# YOUR OBJECTIVE:
Skip every picture and transcribe the remaining material exactly.

# PROVIDED MATERIAL:
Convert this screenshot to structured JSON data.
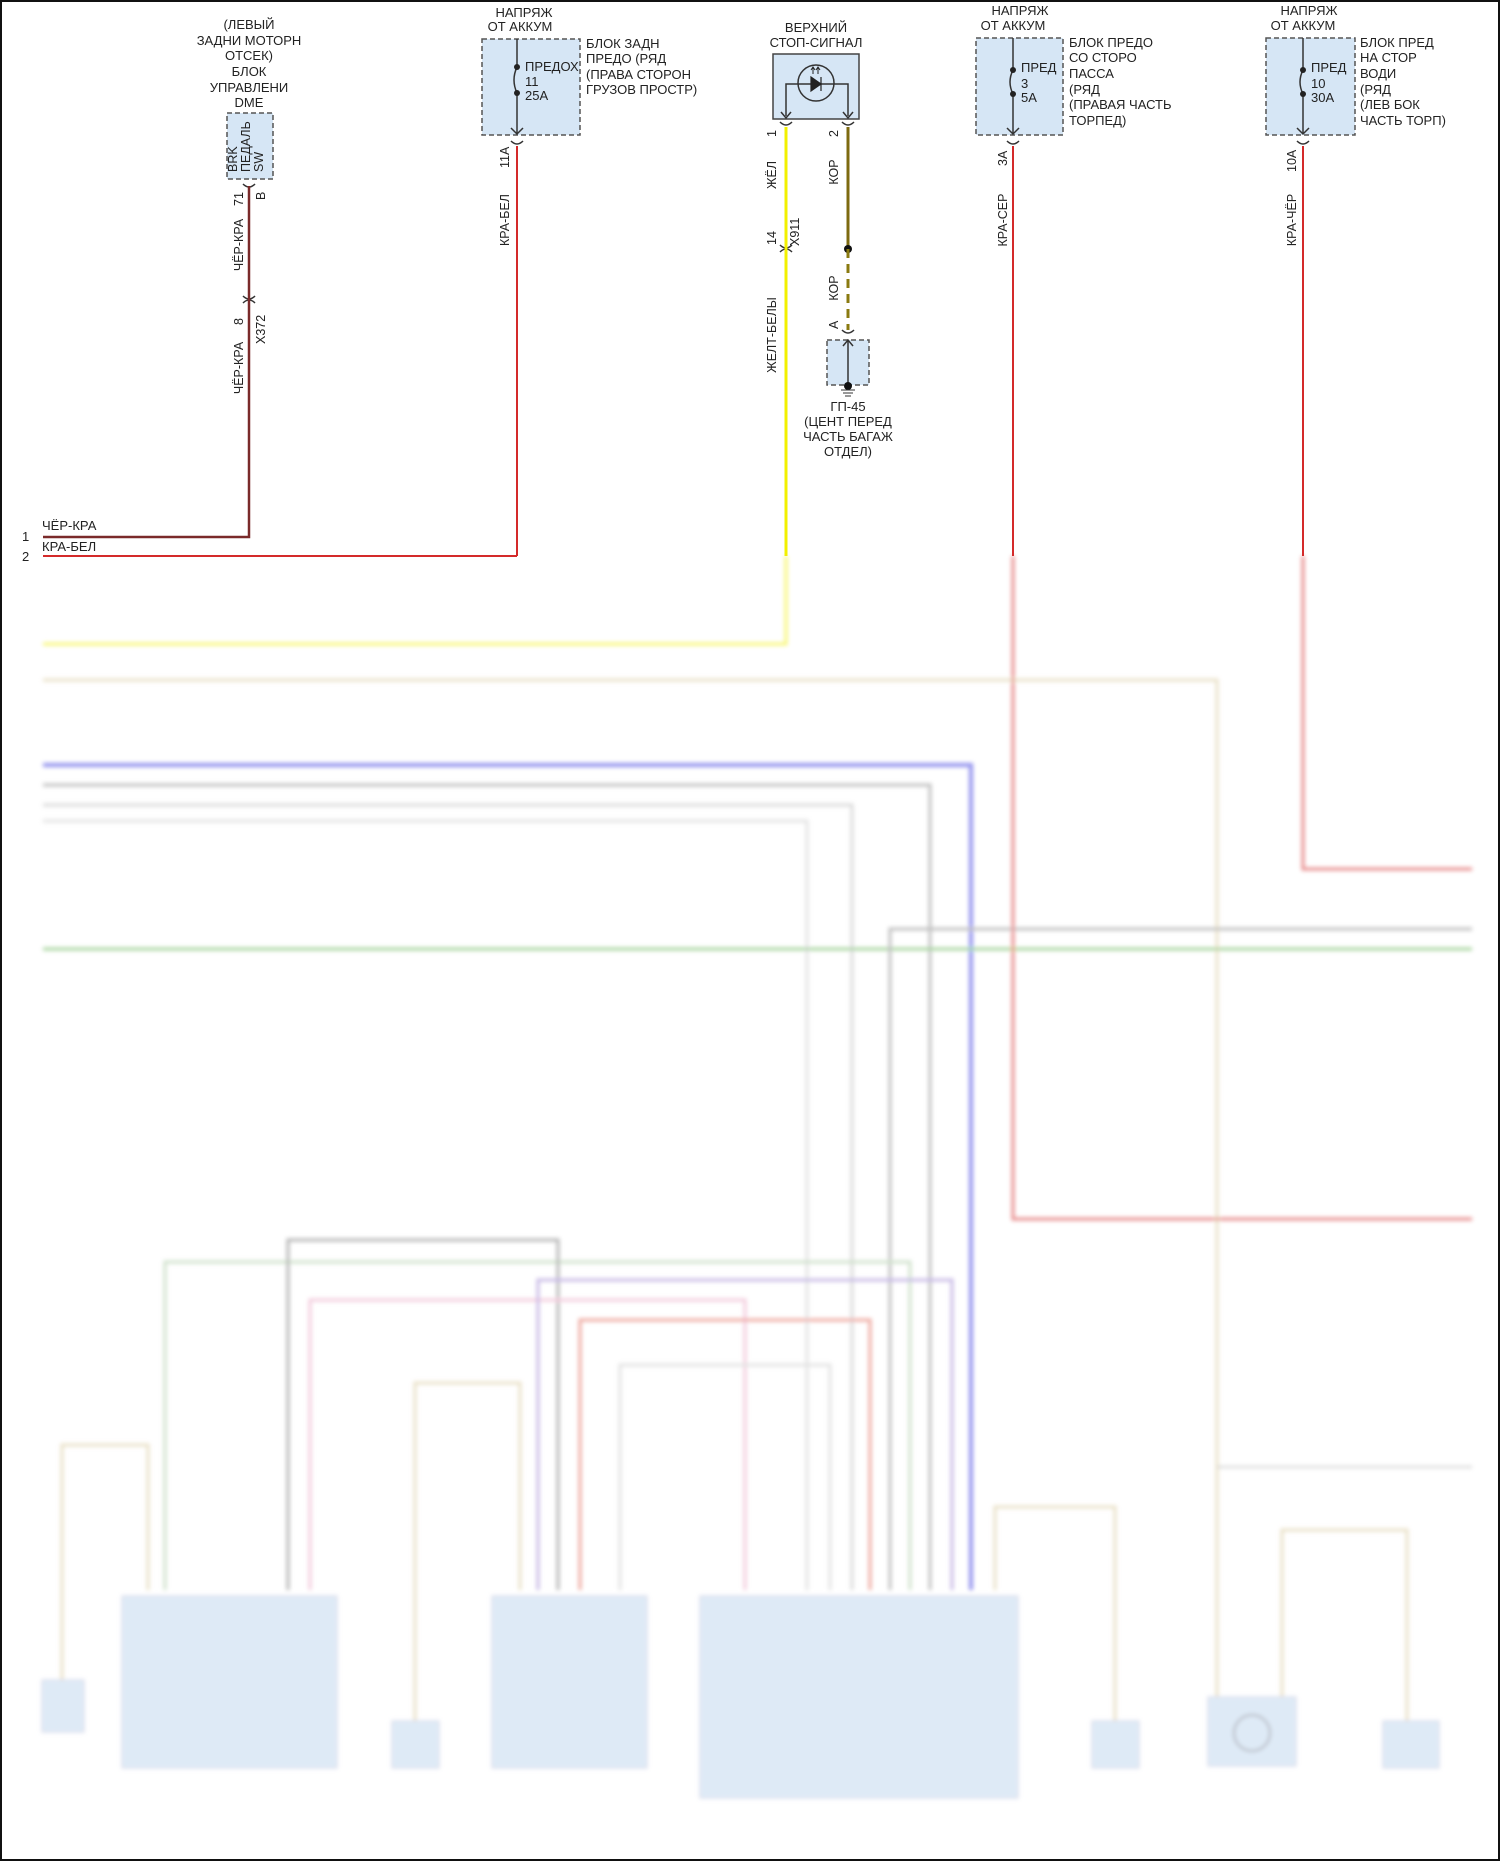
{
  "dme": {
    "location": [
      "(ЛЕВЫЙ",
      "ЗАДНИ МОТОРН",
      "ОТСЕК)",
      "БЛОК",
      "УПРАВЛЕНИ",
      "DME"
    ],
    "pins": [
      "BRK",
      "ПЕДАЛЬ",
      "SW"
    ],
    "pin_no": "71",
    "connector": "B",
    "wire1": "ЧЁР-КРА",
    "x_pin": "8",
    "x_conn": "X372",
    "wire2": "ЧЁР-КРА"
  },
  "fuse1": {
    "supply": [
      "НАПРЯЖ",
      "ОТ АККУМ"
    ],
    "fuse": [
      "ПРЕДОХ",
      "11",
      "25A"
    ],
    "block": [
      "БЛОК ЗАДН",
      "ПРЕДО (РЯД",
      "(ПРАВА СТОРОН",
      "ГРУЗОВ ПРОСТР)"
    ],
    "pin": "11A",
    "wire": "КРА-БЕЛ"
  },
  "stoplamp": {
    "title": [
      "ВЕРХНИЙ",
      "СТОП-СИГНАЛ"
    ],
    "pin1": "1",
    "wire1": "ЖЁЛ",
    "x_pin": "14",
    "x_conn": "X911",
    "wire1b": "ЖЕЛТ-БЕЛЫ",
    "pin2": "2",
    "wire2": "КОР",
    "wire2b": "КОР",
    "ground_pin": "A",
    "ground": [
      "ГП-45",
      "(ЦЕНТ ПЕРЕД",
      "ЧАСТЬ БАГАЖ",
      "ОТДЕЛ)"
    ]
  },
  "fuse2": {
    "supply": [
      "НАПРЯЖ",
      "ОТ АККУМ"
    ],
    "fuse": [
      "ПРЕД",
      "3",
      "5A"
    ],
    "block": [
      "БЛОК ПРЕДО",
      "СО СТОРО",
      "ПАССА",
      "(РЯД",
      "(ПРАВАЯ ЧАСТЬ",
      "ТОРПЕД)"
    ],
    "pin": "3A",
    "wire": "КРА-СЕР"
  },
  "fuse3": {
    "supply": [
      "НАПРЯЖ",
      "ОТ АККУМ"
    ],
    "fuse": [
      "ПРЕД",
      "10",
      "30A"
    ],
    "block": [
      "БЛОК ПРЕД",
      "НА СТОР",
      "ВОДИ",
      "(РЯД",
      "(ЛЕВ БОК",
      "ЧАСТЬ ТОРП)"
    ],
    "pin": "10A",
    "wire": "КРА-ЧЁР"
  },
  "left_bus": {
    "rows": [
      {
        "no": "1",
        "wire": "ЧЁР-КРА"
      },
      {
        "no": "2",
        "wire": "КРА-БЕЛ"
      }
    ]
  },
  "colors": {
    "component_fill": "#d6e6f5",
    "wire_black_red": "#7a2a2a",
    "wire_red": "#d42a2a",
    "wire_yellow": "#f2f000",
    "wire_brown": "#7d6a10",
    "wire_blue": "#3a3ae0",
    "wire_green": "#5bb04a",
    "wire_grey": "#8a8a8a",
    "wire_tan": "#d8c89a"
  }
}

# ANSWER TO THIS TASK:
Convert this screenshot to structured JSON data.
{
  "dme": {
    "location": [
      "(ЛЕВЫЙ",
      "ЗАДНИ МОТОРН",
      "ОТСЕК)",
      "БЛОК",
      "УПРАВЛЕНИ",
      "DME"
    ],
    "pins": [
      "BRK",
      "ПЕДАЛЬ",
      "SW"
    ],
    "pin_no": "71",
    "connector": "B",
    "wire1": "ЧЁР-КРА",
    "x_pin": "8",
    "x_conn": "X372",
    "wire2": "ЧЁР-КРА"
  },
  "fuse1": {
    "supply": [
      "НАПРЯЖ",
      "ОТ АККУМ"
    ],
    "fuse": [
      "ПРЕДОХ",
      "11",
      "25A"
    ],
    "block": [
      "БЛОК ЗАДН",
      "ПРЕДО (РЯД",
      "(ПРАВА СТОРОН",
      "ГРУЗОВ ПРОСТР)"
    ],
    "pin": "11A",
    "wire": "КРА-БЕЛ"
  },
  "stoplamp": {
    "title": [
      "ВЕРХНИЙ",
      "СТОП-СИГНАЛ"
    ],
    "pin1": "1",
    "wire1": "ЖЁЛ",
    "x_pin": "14",
    "x_conn": "X911",
    "wire1b": "ЖЕЛТ-БЕЛЫ",
    "pin2": "2",
    "wire2": "КОР",
    "wire2b": "КОР",
    "ground_pin": "A",
    "ground": [
      "ГП-45",
      "(ЦЕНТ ПЕРЕД",
      "ЧАСТЬ БАГАЖ",
      "ОТДЕЛ)"
    ]
  },
  "fuse2": {
    "supply": [
      "НАПРЯЖ",
      "ОТ АККУМ"
    ],
    "fuse": [
      "ПРЕД",
      "3",
      "5A"
    ],
    "block": [
      "БЛОК ПРЕДО",
      "СО СТОРО",
      "ПАССА",
      "(РЯД",
      "(ПРАВАЯ ЧАСТЬ",
      "ТОРПЕД)"
    ],
    "pin": "3A",
    "wire": "КРА-СЕР"
  },
  "fuse3": {
    "supply": [
      "НАПРЯЖ",
      "ОТ АККУМ"
    ],
    "fuse": [
      "ПРЕД",
      "10",
      "30A"
    ],
    "block": [
      "БЛОК ПРЕД",
      "НА СТОР",
      "ВОДИ",
      "(РЯД",
      "(ЛЕВ БОК",
      "ЧАСТЬ ТОРП)"
    ],
    "pin": "10A",
    "wire": "КРА-ЧЁР"
  },
  "left_bus": {
    "rows": [
      {
        "no": "1",
        "wire": "ЧЁР-КРА"
      },
      {
        "no": "2",
        "wire": "КРА-БЕЛ"
      }
    ]
  },
  "colors": {
    "component_fill": "#d6e6f5",
    "wire_black_red": "#7a2a2a",
    "wire_red": "#d42a2a",
    "wire_yellow": "#f2f000",
    "wire_brown": "#7d6a10",
    "wire_blue": "#3a3ae0",
    "wire_green": "#5bb04a",
    "wire_grey": "#8a8a8a",
    "wire_tan": "#d8c89a"
  }
}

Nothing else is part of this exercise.